• **Challenge**: Extract all of the data and reproduce it precisely.

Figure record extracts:
+ + +

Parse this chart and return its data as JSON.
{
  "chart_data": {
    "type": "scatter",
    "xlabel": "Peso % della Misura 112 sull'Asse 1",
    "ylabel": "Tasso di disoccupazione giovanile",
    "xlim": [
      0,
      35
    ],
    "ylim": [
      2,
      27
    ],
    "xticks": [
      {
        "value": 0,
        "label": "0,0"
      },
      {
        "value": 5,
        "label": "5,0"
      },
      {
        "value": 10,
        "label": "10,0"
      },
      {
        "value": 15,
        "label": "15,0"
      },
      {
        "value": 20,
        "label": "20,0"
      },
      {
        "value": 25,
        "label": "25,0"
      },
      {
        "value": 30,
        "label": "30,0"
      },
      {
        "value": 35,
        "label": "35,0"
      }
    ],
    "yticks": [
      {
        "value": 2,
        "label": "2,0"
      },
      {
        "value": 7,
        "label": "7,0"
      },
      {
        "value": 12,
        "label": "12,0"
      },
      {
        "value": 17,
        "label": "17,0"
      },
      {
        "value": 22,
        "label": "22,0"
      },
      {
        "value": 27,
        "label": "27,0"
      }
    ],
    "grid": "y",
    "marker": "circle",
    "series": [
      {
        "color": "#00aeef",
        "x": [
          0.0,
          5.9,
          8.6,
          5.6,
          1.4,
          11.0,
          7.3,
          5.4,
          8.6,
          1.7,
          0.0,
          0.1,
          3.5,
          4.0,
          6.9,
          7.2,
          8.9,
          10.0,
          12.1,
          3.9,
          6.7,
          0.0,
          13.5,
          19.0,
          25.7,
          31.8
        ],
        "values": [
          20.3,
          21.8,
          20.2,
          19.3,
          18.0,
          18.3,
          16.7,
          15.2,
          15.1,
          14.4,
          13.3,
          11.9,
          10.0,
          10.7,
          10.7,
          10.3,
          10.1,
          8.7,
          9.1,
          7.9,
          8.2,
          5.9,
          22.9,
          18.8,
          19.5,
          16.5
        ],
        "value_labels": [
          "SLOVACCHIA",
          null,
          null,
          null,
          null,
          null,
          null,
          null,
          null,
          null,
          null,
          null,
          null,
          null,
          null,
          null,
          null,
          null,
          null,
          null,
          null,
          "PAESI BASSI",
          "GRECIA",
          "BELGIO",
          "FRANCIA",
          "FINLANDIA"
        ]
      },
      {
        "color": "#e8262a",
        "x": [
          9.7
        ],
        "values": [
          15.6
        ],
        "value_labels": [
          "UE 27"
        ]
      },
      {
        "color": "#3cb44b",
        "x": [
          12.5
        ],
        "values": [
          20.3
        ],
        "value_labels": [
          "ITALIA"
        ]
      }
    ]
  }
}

+ + +

• **Solution below**:
Parse this chart and return its data as JSON.
{
  "chart_data": {
    "type": "scatter",
    "xlabel": "Peso % della Misura 112 sull'Asse 1",
    "ylabel": "Tasso di disoccupazione giovanile",
    "xlim": [
      0,
      35
    ],
    "ylim": [
      2,
      27
    ],
    "xticks": [
      {
        "value": 0,
        "label": "0,0"
      },
      {
        "value": 5,
        "label": "5,0"
      },
      {
        "value": 10,
        "label": "10,0"
      },
      {
        "value": 15,
        "label": "15,0"
      },
      {
        "value": 20,
        "label": "20,0"
      },
      {
        "value": 25,
        "label": "25,0"
      },
      {
        "value": 30,
        "label": "30,0"
      },
      {
        "value": 35,
        "label": "35,0"
      }
    ],
    "yticks": [
      {
        "value": 2,
        "label": "2,0"
      },
      {
        "value": 7,
        "label": "7,0"
      },
      {
        "value": 12,
        "label": "12,0"
      },
      {
        "value": 17,
        "label": "17,0"
      },
      {
        "value": 22,
        "label": "22,0"
      },
      {
        "value": 27,
        "label": "27,0"
      }
    ],
    "grid": "y",
    "marker": "circle",
    "series": [
      {
        "color": "#00aeef",
        "x": [
          0.0,
          5.9,
          8.6,
          5.6,
          1.4,
          11.0,
          7.3,
          5.4,
          8.6,
          1.7,
          0.0,
          0.1,
          3.5,
          4.0,
          6.9,
          7.2,
          8.9,
          10.0,
          12.1,
          3.9,
          6.7,
          0.0,
          13.5,
          19.0,
          25.7,
          31.8
        ],
        "values": [
          20.3,
          21.8,
          20.2,
          19.3,
          18.0,
          18.3,
          16.7,
          15.2,
          15.1,
          14.4,
          13.3,
          11.9,
          10.0,
          10.7,
          10.7,
          10.3,
          10.1,
          8.7,
          9.1,
          7.9,
          8.2,
          5.9,
          22.9,
          18.8,
          19.5,
          16.5
        ],
        "value_labels": [
          "SLOVACCHIA",
          null,
          null,
          null,
          null,
          null,
          null,
          null,
          null,
          null,
          null,
          null,
          null,
          null,
          null,
          null,
          null,
          null,
          null,
          null,
          null,
          "PAESI BASSI",
          "GRECIA",
          "BELGIO",
          "FRANCIA",
          "FINLANDIA"
        ]
      },
      {
        "color": "#e8262a",
        "x": [
          9.7
        ],
        "values": [
          15.6
        ],
        "value_labels": [
          "UE 27"
        ]
      },
      {
        "color": "#3cb44b",
        "x": [
          12.5
        ],
        "values": [
          20.3
        ],
        "value_labels": [
          "ITALIA"
        ]
      }
    ]
  }
}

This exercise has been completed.